— Start —

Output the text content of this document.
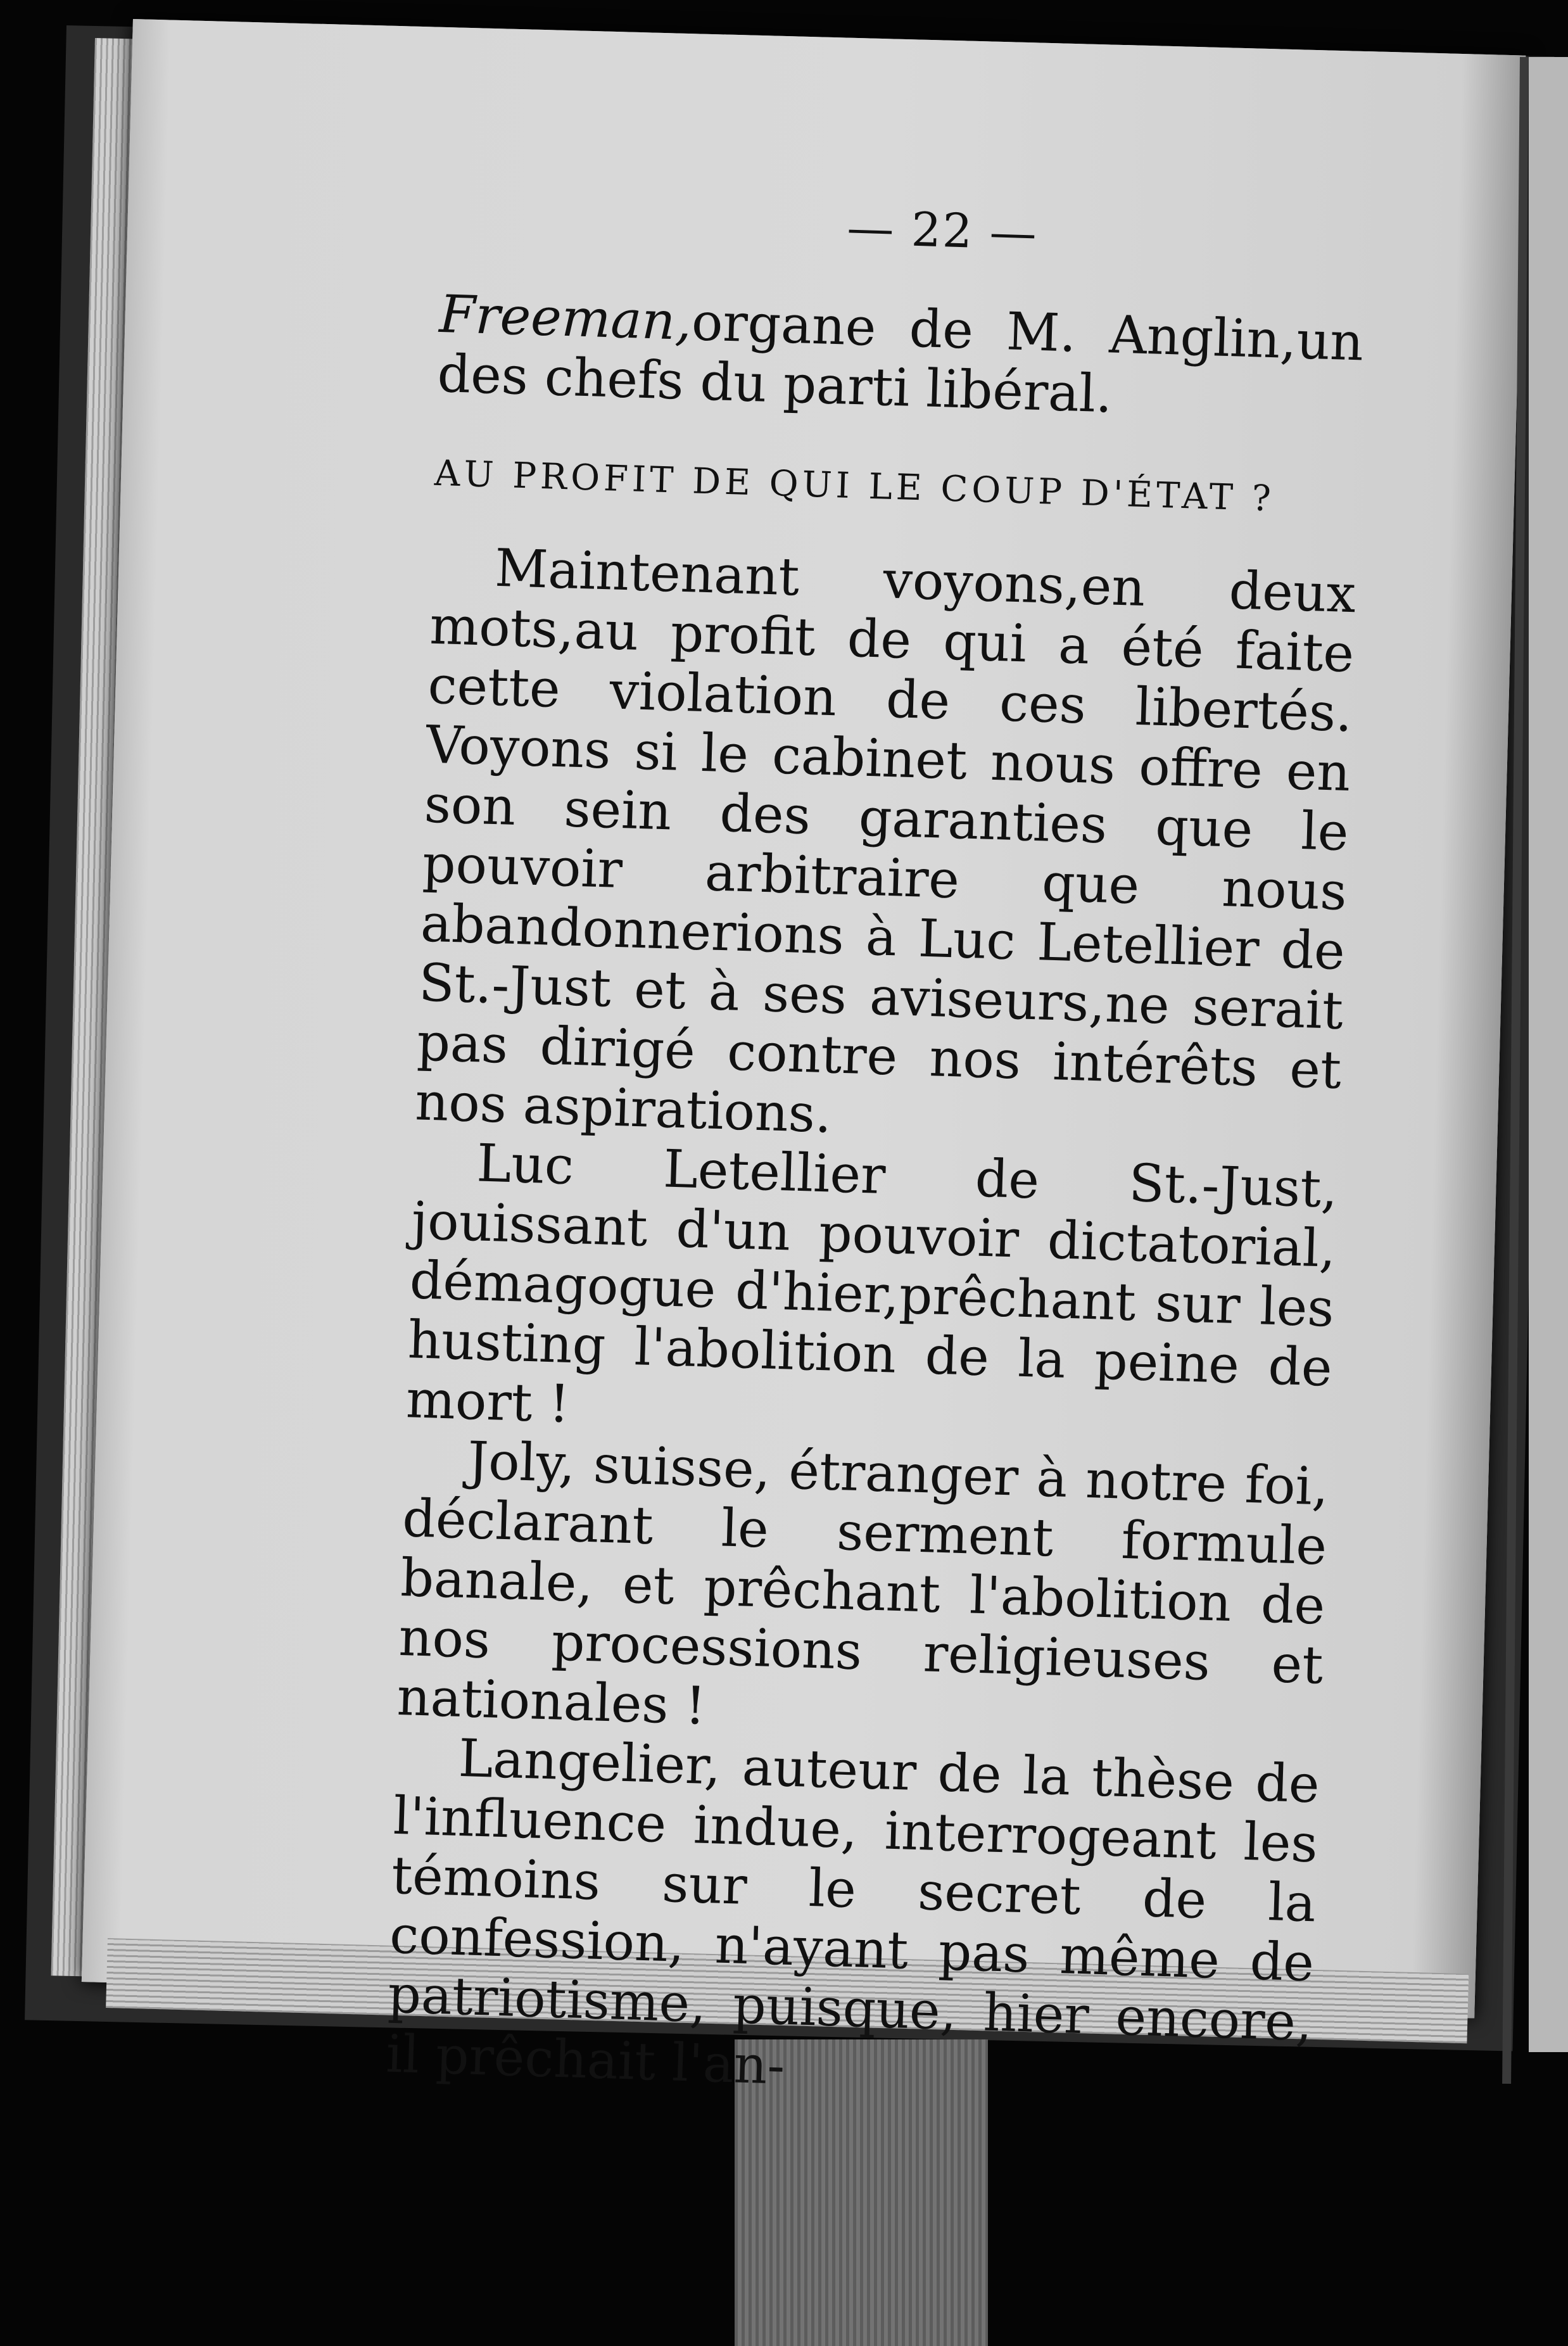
— 22 —

Freeman,organe de M. Anglin,un des chefs du parti libéral.

AU PROFIT DE QUI LE COUP D'ÉTAT ?

Maintenant voyons,en deux mots,au profit de qui a été faite cette violation de ces libertés. Voyons si le cabinet nous offre en son sein des garanties que le pouvoir arbitraire que nous abandonnerions à Luc Letellier de St.-Just et à ses aviseurs,ne serait pas dirigé contre nos intérêts et nos aspirations.

Luc Letellier de St.-Just, jouissant d'un pouvoir dictatorial, démagogue d'hier,prêchant sur les husting l'abolition de la peine de mort !

Joly, suisse, étranger à notre foi, déclarant le serment formule banale, et prêchant l'abolition de nos processions religieuses et nationales !

Langelier, auteur de la thèse de l'influence indue, interrogeant les témoins sur le secret de la confession, n'ayant pas même de patriotisme, puisque, hier encore, il prêchait l'an-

— End —

Omit every picture, then reproduce the rest of the listing exactly.

■ Response to this exercise
Output the text content of this document.
— 22 —

Freeman,organe de M. Anglin,un des chefs du parti libéral.

AU PROFIT DE QUI LE COUP D'ÉTAT ?

Maintenant voyons,en deux mots,au profit de qui a été faite cette violation de ces libertés. Voyons si le cabinet nous offre en son sein des garanties que le pouvoir arbitraire que nous abandonnerions à Luc Letellier de St.-Just et à ses aviseurs,ne serait pas dirigé contre nos intérêts et nos aspirations.

Luc Letellier de St.-Just, jouissant d'un pouvoir dictatorial, démagogue d'hier,prêchant sur les husting l'abolition de la peine de mort !

Joly, suisse, étranger à notre foi, déclarant le serment formule banale, et prêchant l'abolition de nos processions religieuses et nationales !

Langelier, auteur de la thèse de l'influence indue, interrogeant les témoins sur le secret de la confession, n'ayant pas même de patriotisme, puisque, hier encore, il prêchait l'an-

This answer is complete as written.